* _Arbeitsaufträge_
1. Beantworte anhand des Textauszugs:
(a) Ab welchem Jahr wurde Dr. Frankenstein populär verfilmt?
(b) Wodurch beginnt sich das Monster im Labor zu regen?
(c) Welcher Horrorklassiker des Dokutainments wird genannt?
2. Entnimm dem Textauszug wortgetreu die Stelle, die mit „Halloween ist die“ beginnt und mit „regen beginnt ...“ endet.

* _Textauszug_
====
Halloween ist die Nacht der Geister und Dämonen - doch inzwischen erwachen die Toten jederzeit per Video-Voodoo zu neuem Leben ...

Ein größenwahnsinniger Wissenschaftler, der auf dem Friedhof soeben beerdigte Verstorbene wieder ausgräbt, gehenkte Mörder vom Galgen stiehlt und seinem buckligen Assistenten den Einbruch in ein medizinisches Institut befiehlt, um dort ein präpariertes Gehirn zu entwenden - wer kennt sie nicht, den einst von Mary Shelley erdachten und ab 1931 ungeheuer populär verfilmten Dr. Frankenstein und vor allem seine bemitleidenswerte Kreatur: das aus Leichenteilen zusammengeflickte Monster, das sich im Labor dank der elektrischen Kraft eines Gewittersturms tatsächlich zu regen beginnt ...
 

"Look!"

Auch in der Archäologie und in der Geschichtswissenschaft werden vergangene Überreste dem Reich der Toten entrissen, um diese möglichst plausibel wieder zusammenzufügen, auf dass sie als geschichtliche Rekonstruktion der Ereignisse nachfolgende Generationen aufklären mögen. Auf der Suche nach Aufmerksamkeit und Reichweite wird jedoch bisweilen ein mit Schauereffekten verstärktes Hexengebräu angerührt: Das gruselige Genre des Dokutainments hat Horrorklassiker wie "Das Schreckenskabinett des Dr. Knopp" hervorgebracht, die Zartbesaiteten wie Hartgesottenen auch heute noch das Fürchten lehren.
====
* _Vorliegendes Material_

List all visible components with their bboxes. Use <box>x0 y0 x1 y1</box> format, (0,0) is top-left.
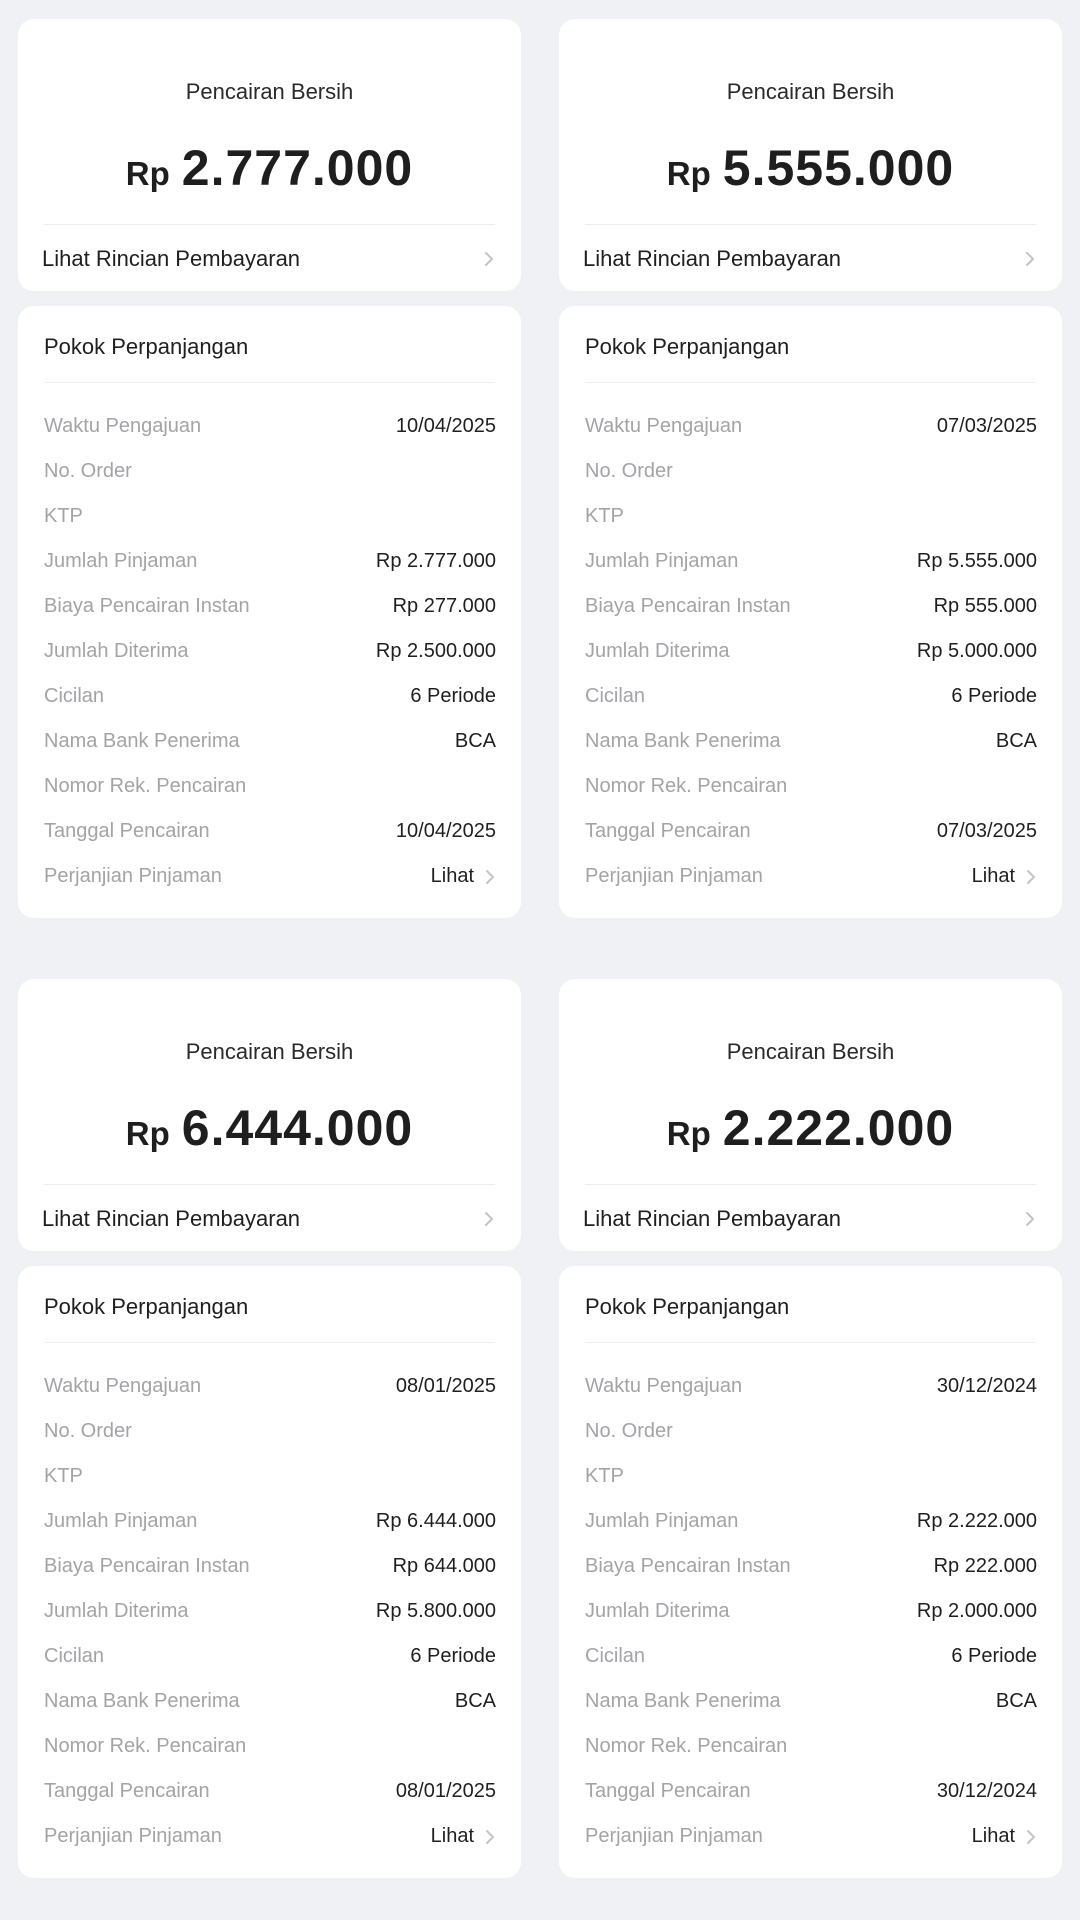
====
* _Vollständige Lösungen_
1.
(a) Ab 1931.
(b) Durch die elektrische Kraft eines Gewittersturms.
(c) „Das Schreckenskabinett des Dr. Knopp“.

2.
Halloween ist die Nacht der Geister und Dämonen - doch inzwischen erwachen die Toten jederzeit per Video-Voodoo zu neuem Leben ...

Ein größenwahnsinniger Wissenschaftler, der auf dem Friedhof soeben beerdigte Verstorbene wieder ausgräbt, gehenkte Mörder vom Galgen stiehlt und seinem buckligen Assistenten den Einbruch in ein medizinisches Institut befiehlt, um dort ein präpariertes Gehirn zu entwenden - wer kennt sie nicht, den einst von Mary Shelley erdachten und ab 1931 ungeheuer populär verfilmten Dr. Frankenstein und vor allem seine bemitleidenswerte Kreatur: das aus Leichenteilen zusammengeflickte Monster, das sich im Labor dank der elektrischen Kraft eines Gewittersturms tatsächlich zu regen beginnt ...